>> Begin THE INPUT

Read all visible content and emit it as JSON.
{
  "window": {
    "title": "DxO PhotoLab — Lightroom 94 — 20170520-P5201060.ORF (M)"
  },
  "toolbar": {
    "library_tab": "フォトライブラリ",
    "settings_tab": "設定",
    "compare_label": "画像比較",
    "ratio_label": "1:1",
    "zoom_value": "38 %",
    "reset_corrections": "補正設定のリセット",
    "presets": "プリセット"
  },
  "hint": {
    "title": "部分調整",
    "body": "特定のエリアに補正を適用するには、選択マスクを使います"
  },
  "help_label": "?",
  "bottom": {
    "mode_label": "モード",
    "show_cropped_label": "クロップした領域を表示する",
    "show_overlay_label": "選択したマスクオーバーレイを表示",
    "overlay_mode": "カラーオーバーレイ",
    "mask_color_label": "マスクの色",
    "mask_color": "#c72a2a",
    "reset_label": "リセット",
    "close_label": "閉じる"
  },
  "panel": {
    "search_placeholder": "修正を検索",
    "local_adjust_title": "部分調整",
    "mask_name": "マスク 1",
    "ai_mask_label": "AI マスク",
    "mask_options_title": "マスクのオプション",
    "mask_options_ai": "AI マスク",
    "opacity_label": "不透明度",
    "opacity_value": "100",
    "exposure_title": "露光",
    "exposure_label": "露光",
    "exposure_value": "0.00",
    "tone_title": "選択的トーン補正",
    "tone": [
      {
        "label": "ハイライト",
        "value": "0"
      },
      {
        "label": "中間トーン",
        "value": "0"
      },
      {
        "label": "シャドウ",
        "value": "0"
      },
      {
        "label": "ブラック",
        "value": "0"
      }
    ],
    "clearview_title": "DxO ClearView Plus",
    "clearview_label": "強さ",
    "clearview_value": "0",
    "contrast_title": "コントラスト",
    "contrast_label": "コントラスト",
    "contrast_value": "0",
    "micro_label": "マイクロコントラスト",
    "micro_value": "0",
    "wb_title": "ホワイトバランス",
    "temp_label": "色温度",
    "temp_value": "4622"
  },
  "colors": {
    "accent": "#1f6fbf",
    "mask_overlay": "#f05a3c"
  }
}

>> End THE INPUT

_THE EXERCISE_
Every entry should be printed again exactly as written.

_SOLUTION TO THE EXERCISE_
Read all visible content and emit it as JSON.
{
  "window": {
    "title": "DxO PhotoLab — Lightroom 94 — 20170520-P5201060.ORF (M)"
  },
  "toolbar": {
    "library_tab": "フォトライブラリ",
    "settings_tab": "設定",
    "compare_label": "画像比較",
    "ratio_label": "1:1",
    "zoom_value": "38 %",
    "reset_corrections": "補正設定のリセット",
    "presets": "プリセット"
  },
  "hint": {
    "title": "部分調整",
    "body": "特定のエリアに補正を適用するには、選択マスクを使います"
  },
  "help_label": "?",
  "bottom": {
    "mode_label": "モード",
    "show_cropped_label": "クロップした領域を表示する",
    "show_overlay_label": "選択したマスクオーバーレイを表示",
    "overlay_mode": "カラーオーバーレイ",
    "mask_color_label": "マスクの色",
    "mask_color": "#c72a2a",
    "reset_label": "リセット",
    "close_label": "閉じる"
  },
  "panel": {
    "search_placeholder": "修正を検索",
    "local_adjust_title": "部分調整",
    "mask_name": "マスク 1",
    "ai_mask_label": "AI マスク",
    "mask_options_title": "マスクのオプション",
    "mask_options_ai": "AI マスク",
    "opacity_label": "不透明度",
    "opacity_value": "100",
    "exposure_title": "露光",
    "exposure_label": "露光",
    "exposure_value": "0.00",
    "tone_title": "選択的トーン補正",
    "tone": [
      {
        "label": "ハイライト",
        "value": "0"
      },
      {
        "label": "中間トーン",
        "value": "0"
      },
      {
        "label": "シャドウ",
        "value": "0"
      },
      {
        "label": "ブラック",
        "value": "0"
      }
    ],
    "clearview_title": "DxO ClearView Plus",
    "clearview_label": "強さ",
    "clearview_value": "0",
    "contrast_title": "コントラスト",
    "contrast_label": "コントラスト",
    "contrast_value": "0",
    "micro_label": "マイクロコントラスト",
    "micro_value": "0",
    "wb_title": "ホワイトバランス",
    "temp_label": "色温度",
    "temp_value": "4622"
  },
  "colors": {
    "accent": "#1f6fbf",
    "mask_overlay": "#f05a3c"
  }
}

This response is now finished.